Segment Open

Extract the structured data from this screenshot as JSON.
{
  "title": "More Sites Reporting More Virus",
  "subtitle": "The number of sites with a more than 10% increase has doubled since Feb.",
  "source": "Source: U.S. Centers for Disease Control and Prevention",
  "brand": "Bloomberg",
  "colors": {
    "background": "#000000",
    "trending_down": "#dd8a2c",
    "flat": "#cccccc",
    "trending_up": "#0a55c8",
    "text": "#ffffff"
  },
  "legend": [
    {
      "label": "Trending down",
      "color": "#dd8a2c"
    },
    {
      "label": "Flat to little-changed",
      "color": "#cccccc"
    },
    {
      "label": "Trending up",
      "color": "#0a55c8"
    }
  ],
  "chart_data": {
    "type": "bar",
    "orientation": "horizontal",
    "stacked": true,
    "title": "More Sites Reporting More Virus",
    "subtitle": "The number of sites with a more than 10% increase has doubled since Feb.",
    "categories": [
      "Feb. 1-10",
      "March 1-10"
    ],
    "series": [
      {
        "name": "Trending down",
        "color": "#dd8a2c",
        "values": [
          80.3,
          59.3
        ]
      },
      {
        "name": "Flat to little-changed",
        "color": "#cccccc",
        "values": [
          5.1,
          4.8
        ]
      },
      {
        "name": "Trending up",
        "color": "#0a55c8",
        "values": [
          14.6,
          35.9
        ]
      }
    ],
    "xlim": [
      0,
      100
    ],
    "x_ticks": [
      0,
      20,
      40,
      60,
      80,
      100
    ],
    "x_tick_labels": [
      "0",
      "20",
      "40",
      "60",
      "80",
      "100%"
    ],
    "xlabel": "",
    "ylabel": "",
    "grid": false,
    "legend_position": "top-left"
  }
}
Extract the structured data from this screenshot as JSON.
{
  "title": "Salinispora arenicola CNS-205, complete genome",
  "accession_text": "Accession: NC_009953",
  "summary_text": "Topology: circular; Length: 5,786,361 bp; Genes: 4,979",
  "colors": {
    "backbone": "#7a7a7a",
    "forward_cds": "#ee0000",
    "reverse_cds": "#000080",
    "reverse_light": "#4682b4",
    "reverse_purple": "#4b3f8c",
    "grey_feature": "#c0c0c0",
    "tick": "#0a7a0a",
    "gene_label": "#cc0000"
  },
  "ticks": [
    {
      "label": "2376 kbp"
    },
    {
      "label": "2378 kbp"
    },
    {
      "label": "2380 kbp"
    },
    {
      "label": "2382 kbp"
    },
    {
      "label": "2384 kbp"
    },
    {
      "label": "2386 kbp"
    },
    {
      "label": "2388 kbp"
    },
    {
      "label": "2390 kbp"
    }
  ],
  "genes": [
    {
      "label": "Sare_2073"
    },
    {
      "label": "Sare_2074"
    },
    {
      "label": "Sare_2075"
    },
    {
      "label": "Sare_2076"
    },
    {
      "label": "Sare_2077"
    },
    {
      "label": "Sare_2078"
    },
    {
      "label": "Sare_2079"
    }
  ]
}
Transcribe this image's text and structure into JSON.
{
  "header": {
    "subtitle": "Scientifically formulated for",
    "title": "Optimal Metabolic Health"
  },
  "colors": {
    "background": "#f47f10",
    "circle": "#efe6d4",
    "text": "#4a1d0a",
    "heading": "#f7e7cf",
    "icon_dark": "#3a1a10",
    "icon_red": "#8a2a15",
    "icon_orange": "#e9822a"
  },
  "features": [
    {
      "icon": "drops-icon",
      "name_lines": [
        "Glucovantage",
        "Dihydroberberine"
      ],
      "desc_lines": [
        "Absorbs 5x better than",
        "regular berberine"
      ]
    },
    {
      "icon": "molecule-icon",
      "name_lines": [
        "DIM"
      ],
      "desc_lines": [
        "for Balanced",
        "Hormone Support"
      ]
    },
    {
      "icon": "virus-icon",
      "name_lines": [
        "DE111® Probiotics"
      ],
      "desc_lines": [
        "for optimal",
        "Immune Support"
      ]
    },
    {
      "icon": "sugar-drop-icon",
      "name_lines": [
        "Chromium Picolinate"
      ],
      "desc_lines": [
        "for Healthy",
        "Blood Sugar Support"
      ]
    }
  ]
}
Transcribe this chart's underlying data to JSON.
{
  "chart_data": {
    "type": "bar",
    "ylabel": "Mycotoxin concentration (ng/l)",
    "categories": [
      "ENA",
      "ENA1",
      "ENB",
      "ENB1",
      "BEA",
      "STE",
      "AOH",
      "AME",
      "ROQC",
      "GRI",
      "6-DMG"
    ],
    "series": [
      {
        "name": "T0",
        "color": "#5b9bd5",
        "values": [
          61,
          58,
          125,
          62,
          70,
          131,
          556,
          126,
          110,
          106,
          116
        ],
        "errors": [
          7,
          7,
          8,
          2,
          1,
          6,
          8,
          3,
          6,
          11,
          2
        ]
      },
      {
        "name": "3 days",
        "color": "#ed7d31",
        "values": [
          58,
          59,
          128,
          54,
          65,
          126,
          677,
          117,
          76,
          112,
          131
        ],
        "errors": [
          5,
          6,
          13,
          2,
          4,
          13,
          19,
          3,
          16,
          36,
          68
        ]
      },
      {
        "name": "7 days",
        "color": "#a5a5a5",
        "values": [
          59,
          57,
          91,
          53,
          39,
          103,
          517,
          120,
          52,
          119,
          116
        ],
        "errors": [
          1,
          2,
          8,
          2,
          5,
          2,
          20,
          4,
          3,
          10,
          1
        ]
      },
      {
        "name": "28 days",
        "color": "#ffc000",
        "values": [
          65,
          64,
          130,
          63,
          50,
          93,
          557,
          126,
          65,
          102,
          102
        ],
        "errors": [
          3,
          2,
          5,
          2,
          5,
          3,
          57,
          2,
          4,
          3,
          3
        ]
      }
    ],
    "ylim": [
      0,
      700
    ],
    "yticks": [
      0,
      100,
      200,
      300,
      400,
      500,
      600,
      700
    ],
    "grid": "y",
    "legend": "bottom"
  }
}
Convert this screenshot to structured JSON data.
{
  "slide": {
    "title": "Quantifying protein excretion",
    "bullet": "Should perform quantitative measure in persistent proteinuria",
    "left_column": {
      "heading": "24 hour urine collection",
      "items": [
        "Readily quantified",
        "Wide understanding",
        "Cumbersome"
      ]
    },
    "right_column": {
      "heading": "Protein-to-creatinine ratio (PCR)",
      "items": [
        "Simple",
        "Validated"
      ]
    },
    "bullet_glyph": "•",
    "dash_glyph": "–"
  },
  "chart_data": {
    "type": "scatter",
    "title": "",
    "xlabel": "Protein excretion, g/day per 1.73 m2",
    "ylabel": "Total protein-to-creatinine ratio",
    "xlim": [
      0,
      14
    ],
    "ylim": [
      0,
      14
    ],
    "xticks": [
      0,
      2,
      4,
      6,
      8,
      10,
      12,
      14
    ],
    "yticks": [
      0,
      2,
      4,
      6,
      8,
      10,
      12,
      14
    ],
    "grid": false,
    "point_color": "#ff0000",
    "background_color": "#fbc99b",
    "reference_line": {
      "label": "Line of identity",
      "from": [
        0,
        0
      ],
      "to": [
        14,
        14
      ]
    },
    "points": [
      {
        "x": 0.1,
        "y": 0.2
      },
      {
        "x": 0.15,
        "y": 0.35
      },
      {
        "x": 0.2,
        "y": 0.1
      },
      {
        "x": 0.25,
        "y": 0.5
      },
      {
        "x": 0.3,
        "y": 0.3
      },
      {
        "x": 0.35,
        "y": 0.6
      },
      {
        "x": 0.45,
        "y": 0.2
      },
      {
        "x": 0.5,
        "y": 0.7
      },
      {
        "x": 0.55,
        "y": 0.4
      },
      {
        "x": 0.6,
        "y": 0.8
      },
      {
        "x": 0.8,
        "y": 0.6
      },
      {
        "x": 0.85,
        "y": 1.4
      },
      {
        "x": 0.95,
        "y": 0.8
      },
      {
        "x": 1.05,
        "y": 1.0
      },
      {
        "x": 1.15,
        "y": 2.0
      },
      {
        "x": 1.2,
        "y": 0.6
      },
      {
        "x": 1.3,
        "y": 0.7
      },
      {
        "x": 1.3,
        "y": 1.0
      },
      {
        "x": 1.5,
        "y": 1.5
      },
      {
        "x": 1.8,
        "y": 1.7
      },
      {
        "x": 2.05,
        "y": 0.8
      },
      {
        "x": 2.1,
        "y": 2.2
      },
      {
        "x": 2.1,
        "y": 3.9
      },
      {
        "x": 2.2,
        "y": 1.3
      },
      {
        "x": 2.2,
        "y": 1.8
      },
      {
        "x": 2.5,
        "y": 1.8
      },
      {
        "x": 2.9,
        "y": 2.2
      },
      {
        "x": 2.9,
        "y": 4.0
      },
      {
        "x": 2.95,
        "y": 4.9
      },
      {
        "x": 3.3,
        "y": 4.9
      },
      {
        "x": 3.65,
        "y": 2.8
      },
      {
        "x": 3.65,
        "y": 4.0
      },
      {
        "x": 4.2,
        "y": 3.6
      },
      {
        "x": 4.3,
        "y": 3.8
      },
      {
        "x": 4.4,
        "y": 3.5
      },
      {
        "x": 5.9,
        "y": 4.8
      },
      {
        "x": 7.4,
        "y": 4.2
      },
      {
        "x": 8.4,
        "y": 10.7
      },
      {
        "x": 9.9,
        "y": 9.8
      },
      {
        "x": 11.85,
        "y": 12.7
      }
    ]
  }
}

Segment Closed

### [Problem]
All lines of the listing holding the string "Support" must be returned, copied as they stand.

### [Solution to this exercise]
        "Hormone Support"
        "Immune Support"
        "Blood Sugar Support"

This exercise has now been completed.